- **Text passage**
::::::::::

This image shows the evolution of spiral galaxies, from fully formed structures to disheveled collections of stars just beginning to form. These galaxies were captured in the Great Observatories Origins Deep Survey (GOODS) and are presented in the IMAX short film "Hubble: Galaxies Across Space and Time." It takes billions of years for the light of a distant galaxy to reach Earth. Consequently, we see such galaxies as they were in the past, and can thus assemble a rough pictorial history of galaxy evolution.

The galaxies at lower left are located up to 3 billion light-years from Earth, which means the galaxies are seen as they existed up to 3 billion years ago. These galaxies show the fully developed structures of mature galaxies.

The galaxies at center are located 3 to 7 billion light-years away, and are seen as they were 3 to 7 billion years ago. The spiral structure in these galaxies is somewhat less developed. The galaxies appear more yellow because their colors have been shifted toward redder wavelengths by cosmological redshift - the stretching of light as it crosses expanding space. The galaxies' smaller apparent size is simply due to their greater distance.

::::::::::

(Layout region records)
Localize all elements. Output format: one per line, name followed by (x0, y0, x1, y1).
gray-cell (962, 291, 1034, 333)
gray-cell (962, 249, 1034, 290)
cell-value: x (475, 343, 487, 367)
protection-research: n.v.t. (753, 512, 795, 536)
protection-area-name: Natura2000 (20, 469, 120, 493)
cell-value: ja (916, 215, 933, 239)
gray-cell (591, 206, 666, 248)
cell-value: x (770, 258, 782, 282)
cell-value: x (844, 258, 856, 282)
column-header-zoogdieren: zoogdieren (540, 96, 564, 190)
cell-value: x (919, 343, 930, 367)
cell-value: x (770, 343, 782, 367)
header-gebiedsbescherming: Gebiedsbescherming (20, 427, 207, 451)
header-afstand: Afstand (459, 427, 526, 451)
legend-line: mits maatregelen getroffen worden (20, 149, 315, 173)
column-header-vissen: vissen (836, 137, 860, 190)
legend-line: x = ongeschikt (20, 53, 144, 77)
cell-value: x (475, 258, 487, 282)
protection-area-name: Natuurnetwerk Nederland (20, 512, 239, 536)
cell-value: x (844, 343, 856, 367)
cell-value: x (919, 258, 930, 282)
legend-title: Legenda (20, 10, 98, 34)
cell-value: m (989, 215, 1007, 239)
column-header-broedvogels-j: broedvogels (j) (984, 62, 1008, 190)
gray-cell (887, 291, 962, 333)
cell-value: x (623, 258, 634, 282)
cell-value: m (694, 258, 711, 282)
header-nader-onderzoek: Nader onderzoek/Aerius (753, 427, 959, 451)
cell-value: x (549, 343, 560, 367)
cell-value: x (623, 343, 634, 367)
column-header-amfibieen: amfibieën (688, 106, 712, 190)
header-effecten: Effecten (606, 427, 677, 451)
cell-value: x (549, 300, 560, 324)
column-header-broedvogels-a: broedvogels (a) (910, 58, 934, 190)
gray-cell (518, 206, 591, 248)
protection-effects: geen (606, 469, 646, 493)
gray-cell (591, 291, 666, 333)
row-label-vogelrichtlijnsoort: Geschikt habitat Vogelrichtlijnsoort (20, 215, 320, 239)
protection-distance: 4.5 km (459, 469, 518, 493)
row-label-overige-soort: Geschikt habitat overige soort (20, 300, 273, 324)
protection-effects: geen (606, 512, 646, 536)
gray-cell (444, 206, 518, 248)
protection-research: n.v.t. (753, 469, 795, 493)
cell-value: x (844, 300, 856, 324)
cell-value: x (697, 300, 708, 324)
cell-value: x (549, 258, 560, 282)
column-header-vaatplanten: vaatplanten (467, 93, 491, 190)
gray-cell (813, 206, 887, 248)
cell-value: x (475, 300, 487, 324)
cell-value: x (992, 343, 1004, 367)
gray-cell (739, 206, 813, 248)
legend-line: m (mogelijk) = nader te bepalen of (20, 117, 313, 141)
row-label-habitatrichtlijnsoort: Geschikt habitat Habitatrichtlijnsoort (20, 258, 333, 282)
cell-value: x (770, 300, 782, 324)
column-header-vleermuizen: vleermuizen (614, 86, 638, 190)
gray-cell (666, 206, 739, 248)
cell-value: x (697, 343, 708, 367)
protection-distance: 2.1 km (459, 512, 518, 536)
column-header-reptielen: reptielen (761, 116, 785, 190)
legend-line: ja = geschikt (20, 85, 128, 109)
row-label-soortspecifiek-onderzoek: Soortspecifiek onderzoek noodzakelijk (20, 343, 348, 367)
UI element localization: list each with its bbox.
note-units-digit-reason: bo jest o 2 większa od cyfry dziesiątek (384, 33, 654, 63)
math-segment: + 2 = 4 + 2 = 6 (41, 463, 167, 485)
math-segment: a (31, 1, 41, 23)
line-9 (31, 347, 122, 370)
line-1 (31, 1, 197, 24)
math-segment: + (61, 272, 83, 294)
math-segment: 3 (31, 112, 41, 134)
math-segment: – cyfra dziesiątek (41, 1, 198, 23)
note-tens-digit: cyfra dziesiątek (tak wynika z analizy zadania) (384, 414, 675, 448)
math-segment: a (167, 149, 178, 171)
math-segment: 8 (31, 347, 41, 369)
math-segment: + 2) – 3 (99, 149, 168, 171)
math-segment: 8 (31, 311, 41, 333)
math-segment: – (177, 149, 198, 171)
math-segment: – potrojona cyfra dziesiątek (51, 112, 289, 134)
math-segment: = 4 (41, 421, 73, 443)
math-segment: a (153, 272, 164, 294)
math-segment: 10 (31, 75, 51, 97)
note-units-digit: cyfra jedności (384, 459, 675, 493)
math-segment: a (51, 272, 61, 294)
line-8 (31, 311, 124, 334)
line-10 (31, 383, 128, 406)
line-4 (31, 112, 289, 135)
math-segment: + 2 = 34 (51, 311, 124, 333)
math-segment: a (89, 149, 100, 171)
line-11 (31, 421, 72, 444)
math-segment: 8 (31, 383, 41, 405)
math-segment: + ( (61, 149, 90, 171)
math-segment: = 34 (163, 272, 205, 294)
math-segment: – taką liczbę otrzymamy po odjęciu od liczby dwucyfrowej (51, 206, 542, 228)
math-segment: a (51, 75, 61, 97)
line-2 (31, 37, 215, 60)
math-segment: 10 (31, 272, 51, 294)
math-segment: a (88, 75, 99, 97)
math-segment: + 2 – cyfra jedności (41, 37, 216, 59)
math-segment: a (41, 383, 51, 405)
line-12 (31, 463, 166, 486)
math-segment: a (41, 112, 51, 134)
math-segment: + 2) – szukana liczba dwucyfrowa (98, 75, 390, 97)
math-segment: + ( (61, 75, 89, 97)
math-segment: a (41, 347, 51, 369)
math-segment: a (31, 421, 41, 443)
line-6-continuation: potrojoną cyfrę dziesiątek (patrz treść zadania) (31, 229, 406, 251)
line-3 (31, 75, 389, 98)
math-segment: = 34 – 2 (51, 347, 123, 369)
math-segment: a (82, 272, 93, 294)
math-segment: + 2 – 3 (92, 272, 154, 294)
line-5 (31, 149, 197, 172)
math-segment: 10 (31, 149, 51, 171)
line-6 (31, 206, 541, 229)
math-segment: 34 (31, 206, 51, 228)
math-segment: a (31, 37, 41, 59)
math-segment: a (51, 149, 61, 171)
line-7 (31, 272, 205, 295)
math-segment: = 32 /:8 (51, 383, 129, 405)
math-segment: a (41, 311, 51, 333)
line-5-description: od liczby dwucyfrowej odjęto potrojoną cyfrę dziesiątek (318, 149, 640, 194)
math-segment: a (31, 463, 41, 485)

::::::::::

- **To do**
(A) Transcribe the spiral galaxy passage from "The galaxies at lower" up to and including "their greater distance.".
(B) Write the next part of the passage on spiral galaxy evolution, picking up after its final sentence.
The records have no connection to the passage on spiral galaxy evolution.

- **Task-by-task outputs**
(A)
The galaxies at lower left are located up to 3 billion light-years from Earth, which means the galaxies are seen as they existed up to 3 billion years ago. These galaxies show the fully developed structures of mature galaxies.

The galaxies at center are located 3 to 7 billion light-years away, and are seen as they were 3 to 7 billion years ago. The spiral structure in these galaxies is somewhat less developed. The galaxies appear more yellow because their colors have been shifted toward redder wavelengths by cosmological redshift - the stretching of light as it crosses expanding space. The galaxies' smaller apparent size is simply due to their greater distance.

(B)
Finally, the galaxies at upper right are located 7 to 10 billion light-years away, and are seen as they existed 7 to 10 billion years ago. These galaxies show disk structures, but generally weakly defined spiral arms. Their colors have been shifted all the way to redder wavelengths. The blue regions are pockets of intense star formation. The stars' ultraviolet light has been shifted into the blue wavelengths. The smaller apparent sizes are mainly due to greater distance, but also reflect their incomplete formation.

These galaxies are a few of the nearly 30,000 galaxies captured by the Advanced Camera for Surveys aboard NASA's Hubble Space Telescope.